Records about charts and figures
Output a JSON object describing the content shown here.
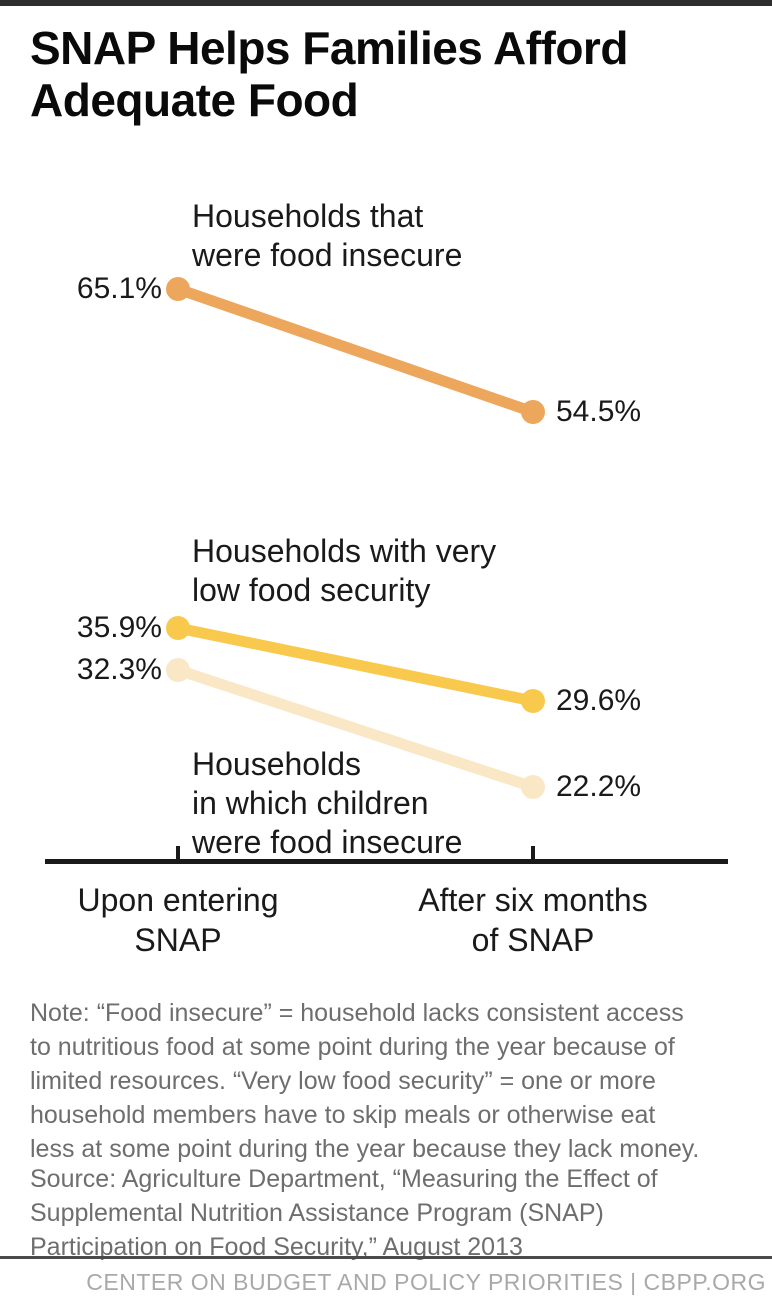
{
  "header": {
    "title": "SNAP Helps Families Afford Adequate Food",
    "title_lines": [
      "SNAP Helps Families Afford",
      "Adequate Food"
    ]
  },
  "chart_data": {
    "type": "line",
    "subtype": "slopegraph",
    "title": "SNAP Helps Families Afford Adequate Food",
    "categories": [
      "Upon entering SNAP",
      "After six months of SNAP"
    ],
    "x_tick_label_lines": [
      [
        "Upon entering",
        "SNAP"
      ],
      [
        "After six months",
        "of SNAP"
      ]
    ],
    "series": [
      {
        "name": "Households that were food insecure",
        "label_lines": [
          "Households that",
          "were food insecure"
        ],
        "values": [
          65.1,
          54.5
        ],
        "value_labels": [
          "65.1%",
          "54.5%"
        ],
        "color": "#eda75c"
      },
      {
        "name": "Households with very low food security",
        "label_lines": [
          "Households with very",
          "low food security"
        ],
        "values": [
          35.9,
          29.6
        ],
        "value_labels": [
          "35.9%",
          "29.6%"
        ],
        "color": "#f9c94e"
      },
      {
        "name": "Households in which children were food insecure",
        "label_lines": [
          "Households",
          "in which children",
          "were food insecure"
        ],
        "values": [
          32.3,
          22.2
        ],
        "value_labels": [
          "32.3%",
          "22.2%"
        ],
        "color": "#fae7c6"
      }
    ],
    "unit": "%",
    "ylim": [
      15,
      70
    ],
    "grid": false,
    "legend": "inline-labels",
    "axis_color": "#1a1a1a"
  },
  "note": {
    "lines": [
      "Note: “Food insecure” = household lacks consistent access",
      "to nutritious food at some point during the year because of",
      "limited resources. “Very low food security” = one or more",
      "household members have to skip meals or otherwise eat",
      "less at some point during the year because they lack money."
    ]
  },
  "source": {
    "lines": [
      "Source: Agriculture Department, “Measuring the Effect of",
      "Supplemental Nutrition Assistance Program (SNAP)",
      "Participation on Food Security,” August 2013"
    ]
  },
  "footer": {
    "text": "CENTER ON BUDGET AND POLICY PRIORITIES | CBPP.ORG"
  },
  "colors": {
    "top_bar": "#2e2e2e",
    "title_text": "#0a0a0a",
    "chart_text": "#1a1a1a",
    "note_text": "#6e6e6e",
    "footer_rule": "#4a4a4a",
    "footer_text": "#a9a9a9",
    "series_1": "#eda75c",
    "series_2": "#f9c94e",
    "series_3": "#fae7c6"
  }
}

- _Problem_:
Set the pictures aside and transcribe the data above exactly.

- _Solution to the problem_:
Output a JSON object describing the content shown here.
{
  "header": {
    "title": "SNAP Helps Families Afford Adequate Food",
    "title_lines": [
      "SNAP Helps Families Afford",
      "Adequate Food"
    ]
  },
  "chart_data": {
    "type": "line",
    "subtype": "slopegraph",
    "title": "SNAP Helps Families Afford Adequate Food",
    "categories": [
      "Upon entering SNAP",
      "After six months of SNAP"
    ],
    "x_tick_label_lines": [
      [
        "Upon entering",
        "SNAP"
      ],
      [
        "After six months",
        "of SNAP"
      ]
    ],
    "series": [
      {
        "name": "Households that were food insecure",
        "label_lines": [
          "Households that",
          "were food insecure"
        ],
        "values": [
          65.1,
          54.5
        ],
        "value_labels": [
          "65.1%",
          "54.5%"
        ],
        "color": "#eda75c"
      },
      {
        "name": "Households with very low food security",
        "label_lines": [
          "Households with very",
          "low food security"
        ],
        "values": [
          35.9,
          29.6
        ],
        "value_labels": [
          "35.9%",
          "29.6%"
        ],
        "color": "#f9c94e"
      },
      {
        "name": "Households in which children were food insecure",
        "label_lines": [
          "Households",
          "in which children",
          "were food insecure"
        ],
        "values": [
          32.3,
          22.2
        ],
        "value_labels": [
          "32.3%",
          "22.2%"
        ],
        "color": "#fae7c6"
      }
    ],
    "unit": "%",
    "ylim": [
      15,
      70
    ],
    "grid": false,
    "legend": "inline-labels",
    "axis_color": "#1a1a1a"
  },
  "note": {
    "lines": [
      "Note: “Food insecure” = household lacks consistent access",
      "to nutritious food at some point during the year because of",
      "limited resources. “Very low food security” = one or more",
      "household members have to skip meals or otherwise eat",
      "less at some point during the year because they lack money."
    ]
  },
  "source": {
    "lines": [
      "Source: Agriculture Department, “Measuring the Effect of",
      "Supplemental Nutrition Assistance Program (SNAP)",
      "Participation on Food Security,” August 2013"
    ]
  },
  "footer": {
    "text": "CENTER ON BUDGET AND POLICY PRIORITIES | CBPP.ORG"
  },
  "colors": {
    "top_bar": "#2e2e2e",
    "title_text": "#0a0a0a",
    "chart_text": "#1a1a1a",
    "note_text": "#6e6e6e",
    "footer_rule": "#4a4a4a",
    "footer_text": "#a9a9a9",
    "series_1": "#eda75c",
    "series_2": "#f9c94e",
    "series_3": "#fae7c6"
  }
}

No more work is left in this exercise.